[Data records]
"""

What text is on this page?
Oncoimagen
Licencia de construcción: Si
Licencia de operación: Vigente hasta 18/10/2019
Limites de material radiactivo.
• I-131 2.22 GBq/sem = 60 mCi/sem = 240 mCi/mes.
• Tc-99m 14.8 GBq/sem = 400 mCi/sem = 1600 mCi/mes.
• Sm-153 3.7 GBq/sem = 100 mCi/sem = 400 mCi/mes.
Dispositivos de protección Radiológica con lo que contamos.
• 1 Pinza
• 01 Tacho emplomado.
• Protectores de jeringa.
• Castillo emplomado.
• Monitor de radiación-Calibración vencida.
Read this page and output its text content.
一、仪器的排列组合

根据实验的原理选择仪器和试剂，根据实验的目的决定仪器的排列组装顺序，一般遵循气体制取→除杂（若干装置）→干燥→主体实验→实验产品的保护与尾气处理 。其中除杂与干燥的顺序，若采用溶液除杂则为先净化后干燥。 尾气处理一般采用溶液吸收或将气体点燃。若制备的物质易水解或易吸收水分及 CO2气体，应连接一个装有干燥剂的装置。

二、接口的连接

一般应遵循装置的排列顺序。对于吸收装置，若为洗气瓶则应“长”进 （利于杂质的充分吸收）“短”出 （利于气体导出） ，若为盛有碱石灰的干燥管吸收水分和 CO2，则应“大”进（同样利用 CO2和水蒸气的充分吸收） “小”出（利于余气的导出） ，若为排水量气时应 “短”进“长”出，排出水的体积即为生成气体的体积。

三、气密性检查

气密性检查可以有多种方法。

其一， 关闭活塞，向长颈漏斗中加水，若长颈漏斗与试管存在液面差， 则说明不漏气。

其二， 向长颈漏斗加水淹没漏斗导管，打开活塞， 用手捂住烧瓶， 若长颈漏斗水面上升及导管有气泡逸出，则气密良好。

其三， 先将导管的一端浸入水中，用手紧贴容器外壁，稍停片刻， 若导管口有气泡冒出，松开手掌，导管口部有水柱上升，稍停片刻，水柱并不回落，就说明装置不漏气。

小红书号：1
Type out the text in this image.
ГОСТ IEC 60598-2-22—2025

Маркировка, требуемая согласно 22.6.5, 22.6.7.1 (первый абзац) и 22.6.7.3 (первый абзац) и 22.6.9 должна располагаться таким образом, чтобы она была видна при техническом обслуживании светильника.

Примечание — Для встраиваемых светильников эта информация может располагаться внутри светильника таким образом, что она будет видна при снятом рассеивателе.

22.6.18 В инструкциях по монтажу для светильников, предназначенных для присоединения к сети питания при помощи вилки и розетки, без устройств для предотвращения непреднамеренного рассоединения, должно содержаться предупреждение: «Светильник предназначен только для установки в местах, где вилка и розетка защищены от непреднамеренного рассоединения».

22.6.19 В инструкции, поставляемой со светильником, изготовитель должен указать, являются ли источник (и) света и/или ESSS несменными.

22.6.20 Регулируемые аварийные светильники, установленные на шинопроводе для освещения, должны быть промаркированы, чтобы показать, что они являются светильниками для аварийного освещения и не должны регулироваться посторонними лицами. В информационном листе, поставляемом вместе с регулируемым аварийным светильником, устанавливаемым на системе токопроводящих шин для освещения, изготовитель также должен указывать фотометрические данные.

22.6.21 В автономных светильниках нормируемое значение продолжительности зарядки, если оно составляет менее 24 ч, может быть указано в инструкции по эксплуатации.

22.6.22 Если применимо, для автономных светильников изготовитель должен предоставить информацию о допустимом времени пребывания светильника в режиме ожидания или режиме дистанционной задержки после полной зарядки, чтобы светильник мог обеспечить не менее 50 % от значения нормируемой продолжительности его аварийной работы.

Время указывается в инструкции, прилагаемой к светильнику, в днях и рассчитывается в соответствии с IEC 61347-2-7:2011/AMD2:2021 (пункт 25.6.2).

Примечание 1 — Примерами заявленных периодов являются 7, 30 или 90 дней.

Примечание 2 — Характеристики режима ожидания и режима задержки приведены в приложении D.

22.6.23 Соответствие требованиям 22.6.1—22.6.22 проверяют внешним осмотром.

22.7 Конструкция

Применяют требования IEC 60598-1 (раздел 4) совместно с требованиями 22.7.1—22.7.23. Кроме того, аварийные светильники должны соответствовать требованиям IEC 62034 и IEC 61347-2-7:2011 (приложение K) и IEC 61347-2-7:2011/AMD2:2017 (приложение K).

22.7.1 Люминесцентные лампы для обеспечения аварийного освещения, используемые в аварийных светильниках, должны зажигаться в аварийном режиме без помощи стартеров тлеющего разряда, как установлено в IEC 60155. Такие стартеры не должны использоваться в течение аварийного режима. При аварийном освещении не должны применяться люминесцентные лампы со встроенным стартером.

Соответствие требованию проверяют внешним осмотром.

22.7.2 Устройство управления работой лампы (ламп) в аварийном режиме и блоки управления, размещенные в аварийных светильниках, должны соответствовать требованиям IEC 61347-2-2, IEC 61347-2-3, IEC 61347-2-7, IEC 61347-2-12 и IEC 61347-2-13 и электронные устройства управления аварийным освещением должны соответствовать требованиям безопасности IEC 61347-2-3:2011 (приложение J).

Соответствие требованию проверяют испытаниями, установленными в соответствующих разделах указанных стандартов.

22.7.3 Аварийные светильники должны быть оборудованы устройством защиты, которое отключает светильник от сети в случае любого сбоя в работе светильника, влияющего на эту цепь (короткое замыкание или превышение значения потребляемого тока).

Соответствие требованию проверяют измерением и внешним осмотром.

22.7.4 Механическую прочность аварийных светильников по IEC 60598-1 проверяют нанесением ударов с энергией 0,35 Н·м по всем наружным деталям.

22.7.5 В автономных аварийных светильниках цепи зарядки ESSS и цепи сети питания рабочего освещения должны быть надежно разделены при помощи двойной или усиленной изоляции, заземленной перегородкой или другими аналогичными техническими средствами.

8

"""

[WORK TO COMPLETE]:
Restate every entry word for word.

[RESULT OF THIS TASK]:
What text is on this page?
Oncoimagen
Licencia de construcción: Si
Licencia de operación: Vigente hasta 18/10/2019
Limites de material radiactivo.
• I-131 2.22 GBq/sem = 60 mCi/sem = 240 mCi/mes.
• Tc-99m 14.8 GBq/sem = 400 mCi/sem = 1600 mCi/mes.
• Sm-153 3.7 GBq/sem = 100 mCi/sem = 400 mCi/mes.
Dispositivos de protección Radiológica con lo que contamos.
• 1 Pinza
• 01 Tacho emplomado.
• Protectores de jeringa.
• Castillo emplomado.
• Monitor de radiación-Calibración vencida.
Read this page and output its text content.
一、仪器的排列组合

根据实验的原理选择仪器和试剂，根据实验的目的决定仪器的排列组装顺序，一般遵循气体制取→除杂（若干装置）→干燥→主体实验→实验产品的保护与尾气处理 。其中除杂与干燥的顺序，若采用溶液除杂则为先净化后干燥。 尾气处理一般采用溶液吸收或将气体点燃。若制备的物质易水解或易吸收水分及 CO2气体，应连接一个装有干燥剂的装置。

二、接口的连接

一般应遵循装置的排列顺序。对于吸收装置，若为洗气瓶则应“长”进 （利于杂质的充分吸收）“短”出 （利于气体导出） ，若为盛有碱石灰的干燥管吸收水分和 CO2，则应“大”进（同样利用 CO2和水蒸气的充分吸收） “小”出（利于余气的导出） ，若为排水量气时应 “短”进“长”出，排出水的体积即为生成气体的体积。

三、气密性检查

气密性检查可以有多种方法。

其一， 关闭活塞，向长颈漏斗中加水，若长颈漏斗与试管存在液面差， 则说明不漏气。

其二， 向长颈漏斗加水淹没漏斗导管，打开活塞， 用手捂住烧瓶， 若长颈漏斗水面上升及导管有气泡逸出，则气密良好。

其三， 先将导管的一端浸入水中，用手紧贴容器外壁，稍停片刻， 若导管口有气泡冒出，松开手掌，导管口部有水柱上升，稍停片刻，水柱并不回落，就说明装置不漏气。

小红书号：1
Type out the text in this image.
ГОСТ IEC 60598-2-22—2025

Маркировка, требуемая согласно 22.6.5, 22.6.7.1 (первый абзац) и 22.6.7.3 (первый абзац) и 22.6.9 должна располагаться таким образом, чтобы она была видна при техническом обслуживании светильника.

Примечание — Для встраиваемых светильников эта информация может располагаться внутри светильника таким образом, что она будет видна при снятом рассеивателе.

22.6.18 В инструкциях по монтажу для светильников, предназначенных для присоединения к сети питания при помощи вилки и розетки, без устройств для предотвращения непреднамеренного рассоединения, должно содержаться предупреждение: «Светильник предназначен только для установки в местах, где вилка и розетка защищены от непреднамеренного рассоединения».

22.6.19 В инструкции, поставляемой со светильником, изготовитель должен указать, являются ли источник (и) света и/или ESSS несменными.

22.6.20 Регулируемые аварийные светильники, установленные на шинопроводе для освещения, должны быть промаркированы, чтобы показать, что они являются светильниками для аварийного освещения и не должны регулироваться посторонними лицами. В информационном листе, поставляемом вместе с регулируемым аварийным светильником, устанавливаемым на системе токопроводящих шин для освещения, изготовитель также должен указывать фотометрические данные.

22.6.21 В автономных светильниках нормируемое значение продолжительности зарядки, если оно составляет менее 24 ч, может быть указано в инструкции по эксплуатации.

22.6.22 Если применимо, для автономных светильников изготовитель должен предоставить информацию о допустимом времени пребывания светильника в режиме ожидания или режиме дистанционной задержки после полной зарядки, чтобы светильник мог обеспечить не менее 50 % от значения нормируемой продолжительности его аварийной работы.

Время указывается в инструкции, прилагаемой к светильнику, в днях и рассчитывается в соответствии с IEC 61347-2-7:2011/AMD2:2021 (пункт 25.6.2).

Примечание 1 — Примерами заявленных периодов являются 7, 30 или 90 дней.

Примечание 2 — Характеристики режима ожидания и режима задержки приведены в приложении D.

22.6.23 Соответствие требованиям 22.6.1—22.6.22 проверяют внешним осмотром.

22.7 Конструкция

Применяют требования IEC 60598-1 (раздел 4) совместно с требованиями 22.7.1—22.7.23. Кроме того, аварийные светильники должны соответствовать требованиям IEC 62034 и IEC 61347-2-7:2011 (приложение K) и IEC 61347-2-7:2011/AMD2:2017 (приложение K).

22.7.1 Люминесцентные лампы для обеспечения аварийного освещения, используемые в аварийных светильниках, должны зажигаться в аварийном режиме без помощи стартеров тлеющего разряда, как установлено в IEC 60155. Такие стартеры не должны использоваться в течение аварийного режима. При аварийном освещении не должны применяться люминесцентные лампы со встроенным стартером.

Соответствие требованию проверяют внешним осмотром.

22.7.2 Устройство управления работой лампы (ламп) в аварийном режиме и блоки управления, размещенные в аварийных светильниках, должны соответствовать требованиям IEC 61347-2-2, IEC 61347-2-3, IEC 61347-2-7, IEC 61347-2-12 и IEC 61347-2-13 и электронные устройства управления аварийным освещением должны соответствовать требованиям безопасности IEC 61347-2-3:2011 (приложение J).

Соответствие требованию проверяют испытаниями, установленными в соответствующих разделах указанных стандартов.

22.7.3 Аварийные светильники должны быть оборудованы устройством защиты, которое отключает светильник от сети в случае любого сбоя в работе светильника, влияющего на эту цепь (короткое замыкание или превышение значения потребляемого тока).

Соответствие требованию проверяют измерением и внешним осмотром.

22.7.4 Механическую прочность аварийных светильников по IEC 60598-1 проверяют нанесением ударов с энергией 0,35 Н·м по всем наружным деталям.

22.7.5 В автономных аварийных светильниках цепи зарядки ESSS и цепи сети питания рабочего освещения должны быть надежно разделены при помощи двойной или усиленной изоляции, заземленной перегородкой или другими аналогичными техническими средствами.

8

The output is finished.